> _Your goal_
Output each line exactly as it appears, skipping any embedded picture.

> _Material for this task_
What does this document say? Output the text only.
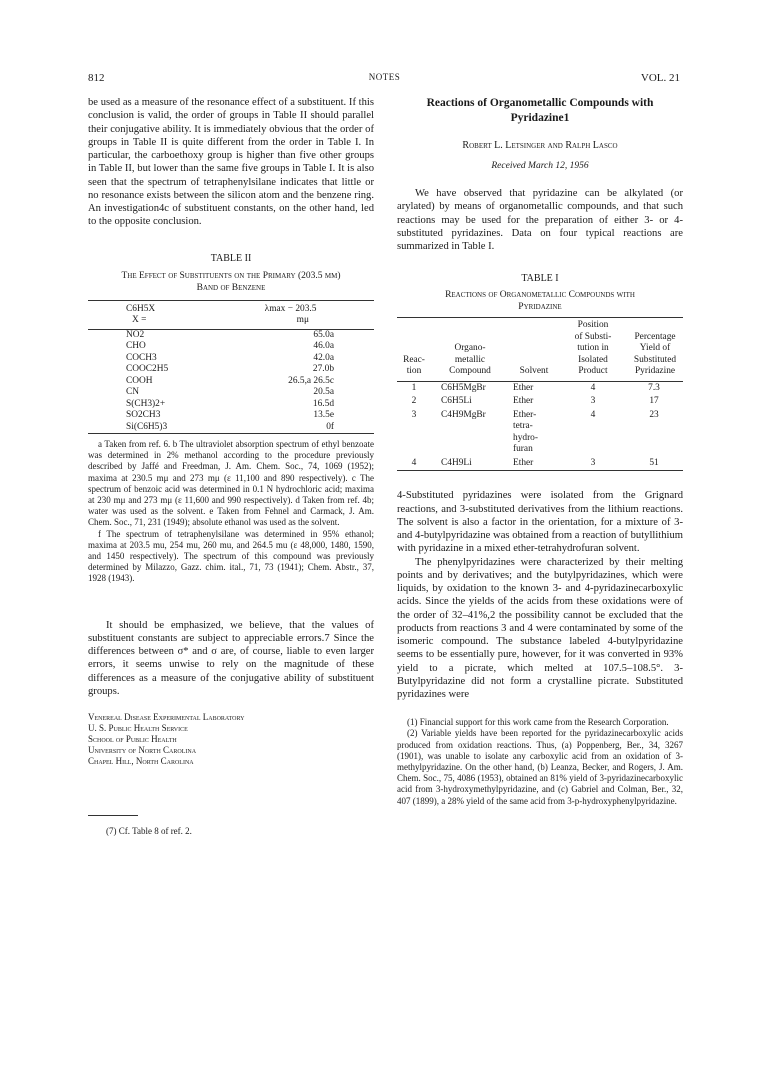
812	NOTES	VOL. 21

be used as a measure of the resonance effect of a substituent. If this conclusion is valid, the order of groups in Table II should parallel their conjugative ability. It is immediately obvious that the order of groups in Table II is quite different from the order in Table I. In particular, the carboethoxy group is higher than five other groups in Table II, but lower than the same five groups in Table I. It is also seen that the spectrum of tetraphenylsilane indicates that little or no resonance exists between the silicon atom and the benzene ring. An investigation4c of substituent constants, on the other hand, led to the opposite conclusion.

TABLE II

The Effect of Substituents on the Primary (203.5 mμ)

Band of Benzene

C6H5X	λmax − 203.5
X =	mμ
NO2	65.0a
CHO	46.0a
COCH3	42.0a
COOC2H5	27.0b
COOH	26.5,a 26.5c
CN	20.5a
S(CH3)2+	16.5d
SO2CH3	13.5e
Si(C6H5)3	0f

a Taken from ref. 6. b The ultraviolet absorption spectrum of ethyl benzoate was determined in 2% methanol according to the procedure previously described by Jaffé and Freedman, J. Am. Chem. Soc., 74, 1069 (1952); maxima at 230.5 mμ and 273 mμ (ε 11,100 and 890 respectively). c The spectrum of benzoic acid was determined in 0.1 N hydrochloric acid; maxima at 230 mμ and 273 mμ (ε 11,600 and 990 respectively). d Taken from ref. 4b; water was used as the solvent. e Taken from Fehnel and Carmack, J. Am. Chem. Soc., 71, 231 (1949); absolute ethanol was used as the solvent.

f The spectrum of tetraphenylsilane was determined in 95% ethanol; maxima at 203.5 mu, 254 mu, 260 mu, and 264.5 mu (ε 48,000, 1480, 1590, and 1450 respectively). The spectrum of this compound was previously determined by Milazzo, Gazz. chim. ital., 71, 73 (1941); Chem. Abstr., 37, 1928 (1943).

It should be emphasized, we believe, that the values of substituent constants are subject to appreciable errors.7 Since the differences between σ* and σ are, of course, liable to even larger errors, it seems unwise to rely on the magnitude of these differences as a measure of the conjugative ability of substituent groups.

Venereal Disease Experimental Laboratory

U. S. Public Health Service

School of Public Health

University of North Carolina

Chapel Hill, North Carolina

(7) Cf. Table 8 of ref. 2.

Reactions of Organometallic Compounds with

Pyridazine1

Robert L. Letsinger and Ralph Lasco

Received March 12, 1956

We have observed that pyridazine can be alkylated (or arylated) by means of organometallic compounds, and that such reactions may be used for the preparation of either 3- or 4-substituted pyridazines. Data on four typical reactions are summarized in Table I.

TABLE I

Reactions of Organometallic Compounds with

Pyridazine

Reac-
tion	Organo-
metallic
Compound	Solvent	Position
of Substi-
tution in
Isolated
Product	Percentage
Yield of
Substituted
Pyridazine
1	C6H5MgBr	Ether	4	7.3
2	C6H5Li	Ether	3	17
3	C4H9MgBr	Ether-
tetra-
hydro-
furan	4	23
4	C4H9Li	Ether	3	51

4-Substituted pyridazines were isolated from the Grignard reactions, and 3-substituted derivatives from the lithium reactions. The solvent is also a factor in the orientation, for a mixture of 3- and 4-butylpyridazine was obtained from a reaction of butyllithium with pyridazine in a mixed ether-tetrahydrofuran solvent.

The phenylpyridazines were characterized by their melting points and by derivatives; and the butylpyridazines, which were liquids, by oxidation to the known 3- and 4-pyridazinecarboxylic acids. Since the yields of the acids from these oxidations were of the order of 32–41%,2 the possibility cannot be excluded that the products from reactions 3 and 4 were contaminated by some of the isomeric compound. The substance labeled 4-butylpyridazine seems to be essentially pure, however, for it was converted in 93% yield to a picrate, which melted at 107.5–108.5°. 3-Butylpyridazine did not form a crystalline picrate. Substituted pyridazines were

(1) Financial support for this work came from the Research Corporation.

(2) Variable yields have been reported for the pyridazinecarboxylic acids produced from oxidation reactions. Thus, (a) Poppenberg, Ber., 34, 3267 (1901), was unable to isolate any carboxylic acid from an oxidation of 3-methylpyridazine. On the other hand, (b) Leanza, Becker, and Rogers, J. Am. Chem. Soc., 75, 4086 (1953), obtained an 81% yield of 3-pyridazinecarboxylic acid from 3-hydroxymethylpyridazine, and (c) Gabriel and Colman, Ber., 32, 407 (1899), a 28% yield of the same acid from 3-p-hydroxyphenylpyridazine.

> _Response to the task_
What does this document say? Output the text only.
812	NOTES	VOL. 21

be used as a measure of the resonance effect of a substituent. If this conclusion is valid, the order of groups in Table II should parallel their conjugative ability. It is immediately obvious that the order of groups in Table II is quite different from the order in Table I. In particular, the carboethoxy group is higher than five other groups in Table II, but lower than the same five groups in Table I. It is also seen that the spectrum of tetraphenylsilane indicates that little or no resonance exists between the silicon atom and the benzene ring. An investigation4c of substituent constants, on the other hand, led to the opposite conclusion.

TABLE II

The Effect of Substituents on the Primary (203.5 mμ)

Band of Benzene

C6H5X	λmax − 203.5
X =	mμ
NO2	65.0a
CHO	46.0a
COCH3	42.0a
COOC2H5	27.0b
COOH	26.5,a 26.5c
CN	20.5a
S(CH3)2+	16.5d
SO2CH3	13.5e
Si(C6H5)3	0f

a Taken from ref. 6. b The ultraviolet absorption spectrum of ethyl benzoate was determined in 2% methanol according to the procedure previously described by Jaffé and Freedman, J. Am. Chem. Soc., 74, 1069 (1952); maxima at 230.5 mμ and 273 mμ (ε 11,100 and 890 respectively). c The spectrum of benzoic acid was determined in 0.1 N hydrochloric acid; maxima at 230 mμ and 273 mμ (ε 11,600 and 990 respectively). d Taken from ref. 4b; water was used as the solvent. e Taken from Fehnel and Carmack, J. Am. Chem. Soc., 71, 231 (1949); absolute ethanol was used as the solvent.

f The spectrum of tetraphenylsilane was determined in 95% ethanol; maxima at 203.5 mu, 254 mu, 260 mu, and 264.5 mu (ε 48,000, 1480, 1590, and 1450 respectively). The spectrum of this compound was previously determined by Milazzo, Gazz. chim. ital., 71, 73 (1941); Chem. Abstr., 37, 1928 (1943).

It should be emphasized, we believe, that the values of substituent constants are subject to appreciable errors.7 Since the differences between σ* and σ are, of course, liable to even larger errors, it seems unwise to rely on the magnitude of these differences as a measure of the conjugative ability of substituent groups.

Venereal Disease Experimental Laboratory

U. S. Public Health Service

School of Public Health

University of North Carolina

Chapel Hill, North Carolina

(7) Cf. Table 8 of ref. 2.

Reactions of Organometallic Compounds with

Pyridazine1

Robert L. Letsinger and Ralph Lasco

Received March 12, 1956

We have observed that pyridazine can be alkylated (or arylated) by means of organometallic compounds, and that such reactions may be used for the preparation of either 3- or 4-substituted pyridazines. Data on four typical reactions are summarized in Table I.

TABLE I

Reactions of Organometallic Compounds with

Pyridazine

Reac-
tion	Organo-
metallic
Compound	Solvent	Position
of Substi-
tution in
Isolated
Product	Percentage
Yield of
Substituted
Pyridazine
1	C6H5MgBr	Ether	4	7.3
2	C6H5Li	Ether	3	17
3	C4H9MgBr	Ether-
tetra-
hydro-
furan	4	23
4	C4H9Li	Ether	3	51

4-Substituted pyridazines were isolated from the Grignard reactions, and 3-substituted derivatives from the lithium reactions. The solvent is also a factor in the orientation, for a mixture of 3- and 4-butylpyridazine was obtained from a reaction of butyllithium with pyridazine in a mixed ether-tetrahydrofuran solvent.

The phenylpyridazines were characterized by their melting points and by derivatives; and the butylpyridazines, which were liquids, by oxidation to the known 3- and 4-pyridazinecarboxylic acids. Since the yields of the acids from these oxidations were of the order of 32–41%,2 the possibility cannot be excluded that the products from reactions 3 and 4 were contaminated by some of the isomeric compound. The substance labeled 4-butylpyridazine seems to be essentially pure, however, for it was converted in 93% yield to a picrate, which melted at 107.5–108.5°. 3-Butylpyridazine did not form a crystalline picrate. Substituted pyridazines were

(1) Financial support for this work came from the Research Corporation.

(2) Variable yields have been reported for the pyridazinecarboxylic acids produced from oxidation reactions. Thus, (a) Poppenberg, Ber., 34, 3267 (1901), was unable to isolate any carboxylic acid from an oxidation of 3-methylpyridazine. On the other hand, (b) Leanza, Becker, and Rogers, J. Am. Chem. Soc., 75, 4086 (1953), obtained an 81% yield of 3-pyridazinecarboxylic acid from 3-hydroxymethylpyridazine, and (c) Gabriel and Colman, Ber., 32, 407 (1899), a 28% yield of the same acid from 3-p-hydroxyphenylpyridazine.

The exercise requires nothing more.